** Begin **

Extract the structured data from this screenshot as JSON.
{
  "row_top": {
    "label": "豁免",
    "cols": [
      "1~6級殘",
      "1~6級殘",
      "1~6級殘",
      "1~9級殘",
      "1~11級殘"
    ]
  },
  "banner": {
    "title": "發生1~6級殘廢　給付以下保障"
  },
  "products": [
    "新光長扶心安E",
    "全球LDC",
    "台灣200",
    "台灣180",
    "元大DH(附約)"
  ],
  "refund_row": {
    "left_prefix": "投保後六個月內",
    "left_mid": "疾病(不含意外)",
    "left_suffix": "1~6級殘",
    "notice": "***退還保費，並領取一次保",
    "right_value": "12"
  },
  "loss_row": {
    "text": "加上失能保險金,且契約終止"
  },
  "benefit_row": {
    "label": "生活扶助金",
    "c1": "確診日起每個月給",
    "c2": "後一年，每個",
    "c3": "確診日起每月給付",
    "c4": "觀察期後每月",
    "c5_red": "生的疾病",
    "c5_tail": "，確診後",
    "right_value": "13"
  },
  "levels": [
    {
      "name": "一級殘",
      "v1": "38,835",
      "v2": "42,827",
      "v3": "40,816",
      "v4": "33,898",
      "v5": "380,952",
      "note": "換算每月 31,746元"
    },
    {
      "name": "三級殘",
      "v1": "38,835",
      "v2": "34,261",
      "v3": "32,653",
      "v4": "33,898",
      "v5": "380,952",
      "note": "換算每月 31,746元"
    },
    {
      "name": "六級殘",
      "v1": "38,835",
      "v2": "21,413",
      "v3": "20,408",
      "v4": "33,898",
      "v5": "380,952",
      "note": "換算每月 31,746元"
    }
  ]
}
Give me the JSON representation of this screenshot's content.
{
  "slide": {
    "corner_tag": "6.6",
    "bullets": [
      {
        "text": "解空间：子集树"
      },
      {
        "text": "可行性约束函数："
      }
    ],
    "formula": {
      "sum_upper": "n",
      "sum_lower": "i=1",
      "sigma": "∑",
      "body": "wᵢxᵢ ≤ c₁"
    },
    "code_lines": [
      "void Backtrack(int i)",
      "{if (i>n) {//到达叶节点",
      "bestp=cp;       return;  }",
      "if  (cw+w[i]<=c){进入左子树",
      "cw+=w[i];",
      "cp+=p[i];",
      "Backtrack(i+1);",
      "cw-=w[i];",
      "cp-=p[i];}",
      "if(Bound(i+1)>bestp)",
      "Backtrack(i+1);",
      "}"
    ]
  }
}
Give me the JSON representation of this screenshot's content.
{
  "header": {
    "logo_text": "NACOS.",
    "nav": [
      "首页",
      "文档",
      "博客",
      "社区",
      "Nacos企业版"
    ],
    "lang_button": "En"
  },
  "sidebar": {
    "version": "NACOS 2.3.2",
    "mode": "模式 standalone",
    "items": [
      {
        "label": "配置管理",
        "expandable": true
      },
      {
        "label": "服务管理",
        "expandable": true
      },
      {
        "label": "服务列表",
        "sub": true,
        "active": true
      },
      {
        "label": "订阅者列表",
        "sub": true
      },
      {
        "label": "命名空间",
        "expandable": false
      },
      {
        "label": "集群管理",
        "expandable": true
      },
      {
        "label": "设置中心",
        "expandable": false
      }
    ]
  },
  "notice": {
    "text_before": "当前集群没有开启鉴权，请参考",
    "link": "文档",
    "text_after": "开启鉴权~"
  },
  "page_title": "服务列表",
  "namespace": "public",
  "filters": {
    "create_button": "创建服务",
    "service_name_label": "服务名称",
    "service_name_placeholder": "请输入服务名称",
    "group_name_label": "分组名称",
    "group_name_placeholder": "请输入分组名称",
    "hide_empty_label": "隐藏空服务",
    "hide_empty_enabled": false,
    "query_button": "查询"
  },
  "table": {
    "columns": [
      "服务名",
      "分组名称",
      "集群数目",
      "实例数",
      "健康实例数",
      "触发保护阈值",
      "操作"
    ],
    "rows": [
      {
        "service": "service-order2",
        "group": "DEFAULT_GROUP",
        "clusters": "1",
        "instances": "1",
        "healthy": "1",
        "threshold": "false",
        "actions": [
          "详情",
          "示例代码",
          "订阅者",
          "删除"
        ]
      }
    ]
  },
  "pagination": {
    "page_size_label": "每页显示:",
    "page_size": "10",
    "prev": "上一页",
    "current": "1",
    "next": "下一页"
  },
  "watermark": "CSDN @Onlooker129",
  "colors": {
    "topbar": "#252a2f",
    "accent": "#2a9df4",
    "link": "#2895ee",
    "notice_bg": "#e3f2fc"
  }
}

** End **

Repeat the material in full, exactly as it stands.

[Full solution]
Extract the structured data from this screenshot as JSON.
{
  "row_top": {
    "label": "豁免",
    "cols": [
      "1~6級殘",
      "1~6級殘",
      "1~6級殘",
      "1~9級殘",
      "1~11級殘"
    ]
  },
  "banner": {
    "title": "發生1~6級殘廢　給付以下保障"
  },
  "products": [
    "新光長扶心安E",
    "全球LDC",
    "台灣200",
    "台灣180",
    "元大DH(附約)"
  ],
  "refund_row": {
    "left_prefix": "投保後六個月內",
    "left_mid": "疾病(不含意外)",
    "left_suffix": "1~6級殘",
    "notice": "***退還保費，並領取一次保",
    "right_value": "12"
  },
  "loss_row": {
    "text": "加上失能保險金,且契約終止"
  },
  "benefit_row": {
    "label": "生活扶助金",
    "c1": "確診日起每個月給",
    "c2": "後一年，每個",
    "c3": "確診日起每月給付",
    "c4": "觀察期後每月",
    "c5_red": "生的疾病",
    "c5_tail": "，確診後",
    "right_value": "13"
  },
  "levels": [
    {
      "name": "一級殘",
      "v1": "38,835",
      "v2": "42,827",
      "v3": "40,816",
      "v4": "33,898",
      "v5": "380,952",
      "note": "換算每月 31,746元"
    },
    {
      "name": "三級殘",
      "v1": "38,835",
      "v2": "34,261",
      "v3": "32,653",
      "v4": "33,898",
      "v5": "380,952",
      "note": "換算每月 31,746元"
    },
    {
      "name": "六級殘",
      "v1": "38,835",
      "v2": "21,413",
      "v3": "20,408",
      "v4": "33,898",
      "v5": "380,952",
      "note": "換算每月 31,746元"
    }
  ]
}
Give me the JSON representation of this screenshot's content.
{
  "slide": {
    "corner_tag": "6.6",
    "bullets": [
      {
        "text": "解空间：子集树"
      },
      {
        "text": "可行性约束函数："
      }
    ],
    "formula": {
      "sum_upper": "n",
      "sum_lower": "i=1",
      "sigma": "∑",
      "body": "wᵢxᵢ ≤ c₁"
    },
    "code_lines": [
      "void Backtrack(int i)",
      "{if (i>n) {//到达叶节点",
      "bestp=cp;       return;  }",
      "if  (cw+w[i]<=c){进入左子树",
      "cw+=w[i];",
      "cp+=p[i];",
      "Backtrack(i+1);",
      "cw-=w[i];",
      "cp-=p[i];}",
      "if(Bound(i+1)>bestp)",
      "Backtrack(i+1);",
      "}"
    ]
  }
}
Give me the JSON representation of this screenshot's content.
{
  "header": {
    "logo_text": "NACOS.",
    "nav": [
      "首页",
      "文档",
      "博客",
      "社区",
      "Nacos企业版"
    ],
    "lang_button": "En"
  },
  "sidebar": {
    "version": "NACOS 2.3.2",
    "mode": "模式 standalone",
    "items": [
      {
        "label": "配置管理",
        "expandable": true
      },
      {
        "label": "服务管理",
        "expandable": true
      },
      {
        "label": "服务列表",
        "sub": true,
        "active": true
      },
      {
        "label": "订阅者列表",
        "sub": true
      },
      {
        "label": "命名空间",
        "expandable": false
      },
      {
        "label": "集群管理",
        "expandable": true
      },
      {
        "label": "设置中心",
        "expandable": false
      }
    ]
  },
  "notice": {
    "text_before": "当前集群没有开启鉴权，请参考",
    "link": "文档",
    "text_after": "开启鉴权~"
  },
  "page_title": "服务列表",
  "namespace": "public",
  "filters": {
    "create_button": "创建服务",
    "service_name_label": "服务名称",
    "service_name_placeholder": "请输入服务名称",
    "group_name_label": "分组名称",
    "group_name_placeholder": "请输入分组名称",
    "hide_empty_label": "隐藏空服务",
    "hide_empty_enabled": false,
    "query_button": "查询"
  },
  "table": {
    "columns": [
      "服务名",
      "分组名称",
      "集群数目",
      "实例数",
      "健康实例数",
      "触发保护阈值",
      "操作"
    ],
    "rows": [
      {
        "service": "service-order2",
        "group": "DEFAULT_GROUP",
        "clusters": "1",
        "instances": "1",
        "healthy": "1",
        "threshold": "false",
        "actions": [
          "详情",
          "示例代码",
          "订阅者",
          "删除"
        ]
      }
    ]
  },
  "pagination": {
    "page_size_label": "每页显示:",
    "page_size": "10",
    "prev": "上一页",
    "current": "1",
    "next": "下一页"
  },
  "watermark": "CSDN @Onlooker129",
  "colors": {
    "topbar": "#252a2f",
    "accent": "#2a9df4",
    "link": "#2895ee",
    "notice_bg": "#e3f2fc"
  }
}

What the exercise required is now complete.